## Direction
Find every line in the records below that contains the word "Эгерский", and copy each such line.

## Materials provided
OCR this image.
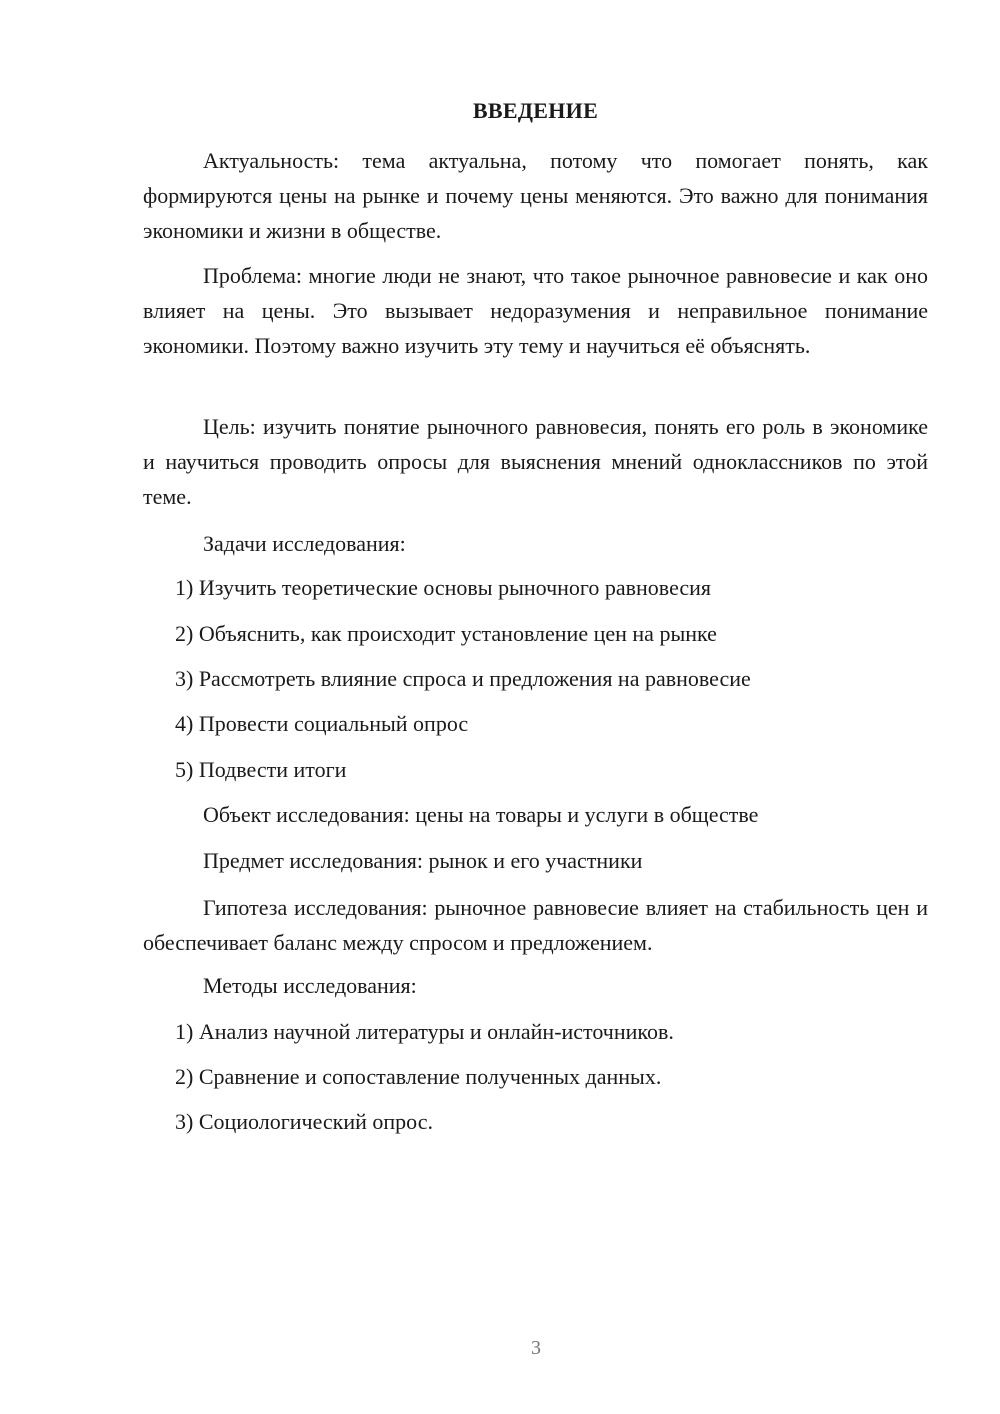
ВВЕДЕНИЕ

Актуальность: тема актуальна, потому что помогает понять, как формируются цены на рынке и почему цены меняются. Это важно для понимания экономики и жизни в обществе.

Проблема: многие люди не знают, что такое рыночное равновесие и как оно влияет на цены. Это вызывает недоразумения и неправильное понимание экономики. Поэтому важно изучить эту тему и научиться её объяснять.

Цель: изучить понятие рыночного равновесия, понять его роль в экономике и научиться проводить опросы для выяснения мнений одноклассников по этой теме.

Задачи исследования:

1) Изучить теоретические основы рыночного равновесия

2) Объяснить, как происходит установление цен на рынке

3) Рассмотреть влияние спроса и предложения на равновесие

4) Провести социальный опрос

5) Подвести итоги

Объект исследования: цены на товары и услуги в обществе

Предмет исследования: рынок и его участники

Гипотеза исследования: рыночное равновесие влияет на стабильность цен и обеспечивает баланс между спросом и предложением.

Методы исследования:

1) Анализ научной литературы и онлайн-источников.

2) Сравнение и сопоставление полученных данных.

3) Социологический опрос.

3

* * *

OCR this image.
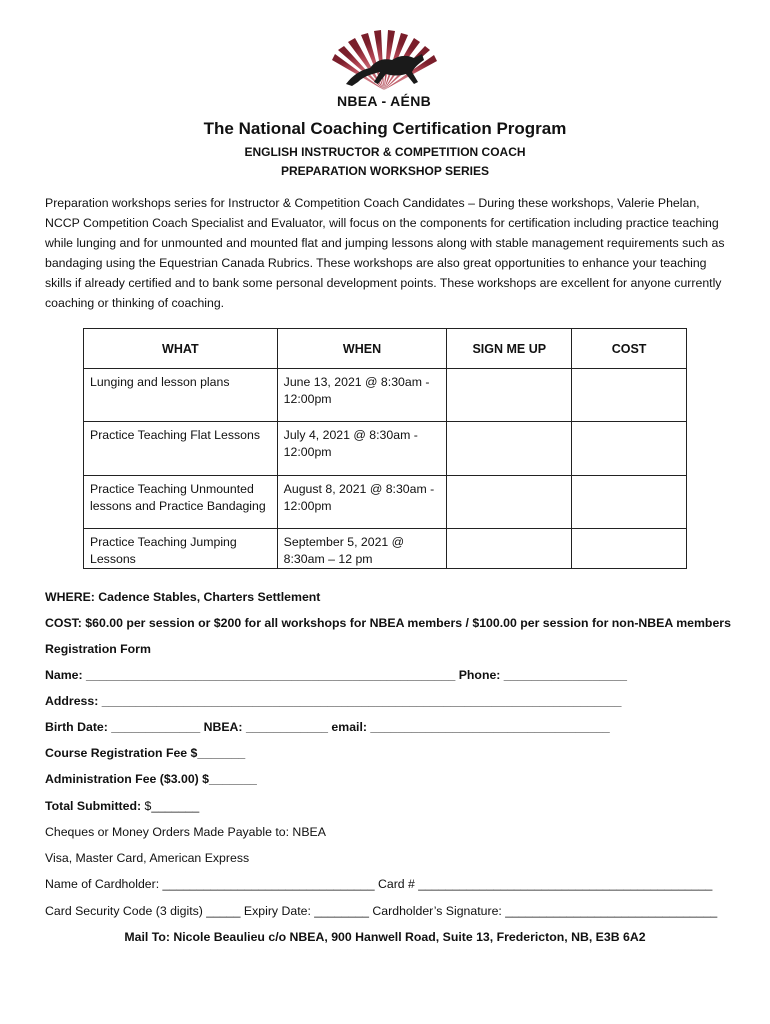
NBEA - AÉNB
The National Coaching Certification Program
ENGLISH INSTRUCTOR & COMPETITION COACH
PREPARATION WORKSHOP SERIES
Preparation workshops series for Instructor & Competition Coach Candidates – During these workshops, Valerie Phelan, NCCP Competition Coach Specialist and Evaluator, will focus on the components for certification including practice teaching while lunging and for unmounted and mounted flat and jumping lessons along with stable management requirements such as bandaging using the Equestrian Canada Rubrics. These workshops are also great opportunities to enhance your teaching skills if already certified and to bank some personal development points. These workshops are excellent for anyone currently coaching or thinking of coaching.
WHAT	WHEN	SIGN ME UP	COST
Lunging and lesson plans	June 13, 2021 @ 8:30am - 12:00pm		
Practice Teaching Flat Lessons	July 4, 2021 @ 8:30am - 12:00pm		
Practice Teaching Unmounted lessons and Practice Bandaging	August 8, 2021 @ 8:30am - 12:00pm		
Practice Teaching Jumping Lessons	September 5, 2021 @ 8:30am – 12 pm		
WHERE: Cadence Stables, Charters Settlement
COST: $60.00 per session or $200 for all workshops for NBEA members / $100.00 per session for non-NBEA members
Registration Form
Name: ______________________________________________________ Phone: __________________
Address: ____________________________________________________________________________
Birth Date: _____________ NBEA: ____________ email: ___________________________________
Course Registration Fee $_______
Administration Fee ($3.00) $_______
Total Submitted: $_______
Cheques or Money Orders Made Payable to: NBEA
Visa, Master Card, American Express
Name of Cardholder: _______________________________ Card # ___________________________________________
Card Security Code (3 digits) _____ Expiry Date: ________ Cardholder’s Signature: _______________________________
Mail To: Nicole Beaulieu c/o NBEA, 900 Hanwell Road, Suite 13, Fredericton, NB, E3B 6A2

---

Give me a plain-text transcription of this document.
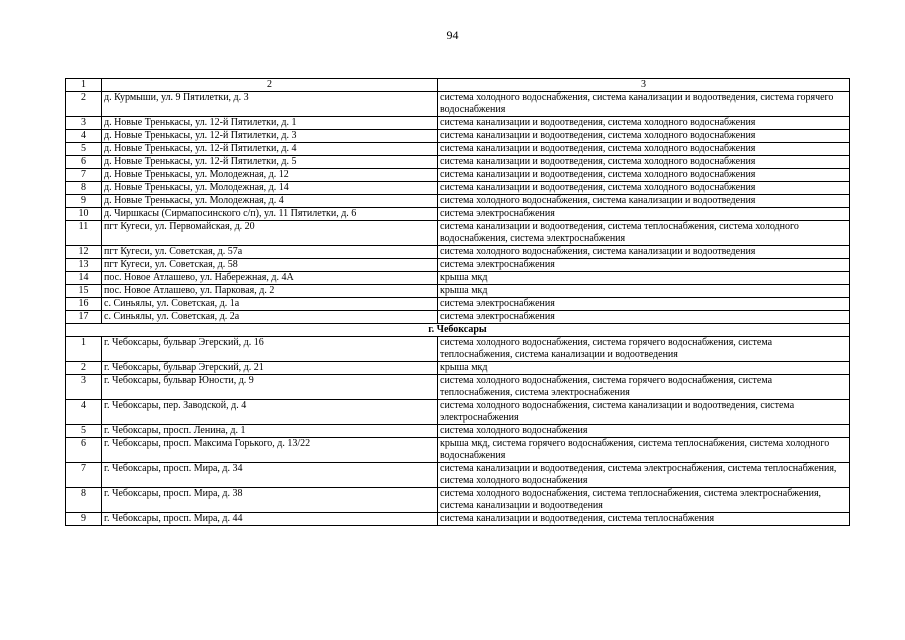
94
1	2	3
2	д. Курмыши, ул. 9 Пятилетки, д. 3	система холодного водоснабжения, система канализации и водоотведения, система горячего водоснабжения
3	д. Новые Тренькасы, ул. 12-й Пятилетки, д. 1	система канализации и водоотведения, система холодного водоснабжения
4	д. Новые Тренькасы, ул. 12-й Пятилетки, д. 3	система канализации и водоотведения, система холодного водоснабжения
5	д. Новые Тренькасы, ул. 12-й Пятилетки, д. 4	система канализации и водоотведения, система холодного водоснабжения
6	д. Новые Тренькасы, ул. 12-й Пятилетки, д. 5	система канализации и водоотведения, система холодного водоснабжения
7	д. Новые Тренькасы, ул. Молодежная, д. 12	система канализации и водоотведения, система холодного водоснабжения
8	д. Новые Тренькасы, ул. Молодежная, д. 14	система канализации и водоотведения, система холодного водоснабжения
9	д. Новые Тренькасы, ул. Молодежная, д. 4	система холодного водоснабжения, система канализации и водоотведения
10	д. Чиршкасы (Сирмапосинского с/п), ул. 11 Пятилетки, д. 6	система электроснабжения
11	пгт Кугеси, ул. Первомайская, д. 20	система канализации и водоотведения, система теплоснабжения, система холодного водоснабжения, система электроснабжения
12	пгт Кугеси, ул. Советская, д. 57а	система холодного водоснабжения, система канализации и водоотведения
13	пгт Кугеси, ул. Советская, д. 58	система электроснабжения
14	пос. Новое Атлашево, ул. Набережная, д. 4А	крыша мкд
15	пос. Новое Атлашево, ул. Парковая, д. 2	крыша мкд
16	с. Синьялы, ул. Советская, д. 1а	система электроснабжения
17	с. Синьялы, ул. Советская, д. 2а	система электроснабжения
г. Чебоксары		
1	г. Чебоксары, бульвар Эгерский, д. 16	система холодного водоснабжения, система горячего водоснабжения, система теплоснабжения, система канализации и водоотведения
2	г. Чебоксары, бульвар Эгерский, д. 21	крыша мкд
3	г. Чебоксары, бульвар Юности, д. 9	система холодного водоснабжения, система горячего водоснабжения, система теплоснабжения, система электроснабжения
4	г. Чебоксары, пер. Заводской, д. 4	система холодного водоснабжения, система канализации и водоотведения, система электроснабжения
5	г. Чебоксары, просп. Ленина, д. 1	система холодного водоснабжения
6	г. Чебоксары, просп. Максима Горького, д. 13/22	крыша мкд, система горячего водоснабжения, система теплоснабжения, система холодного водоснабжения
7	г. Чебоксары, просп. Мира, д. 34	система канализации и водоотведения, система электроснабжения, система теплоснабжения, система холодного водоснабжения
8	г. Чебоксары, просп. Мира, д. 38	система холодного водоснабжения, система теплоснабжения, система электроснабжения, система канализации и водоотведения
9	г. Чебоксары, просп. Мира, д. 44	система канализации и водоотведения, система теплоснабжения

## Output for this exercise
1	г. Чебоксары, бульвар Эгерский, д. 16	система холодного водоснабжения, система горячего водоснабжения, система теплоснабжения, система канализации и водоотведения
2	г. Чебоксары, бульвар Эгерский, д. 21	крыша мкд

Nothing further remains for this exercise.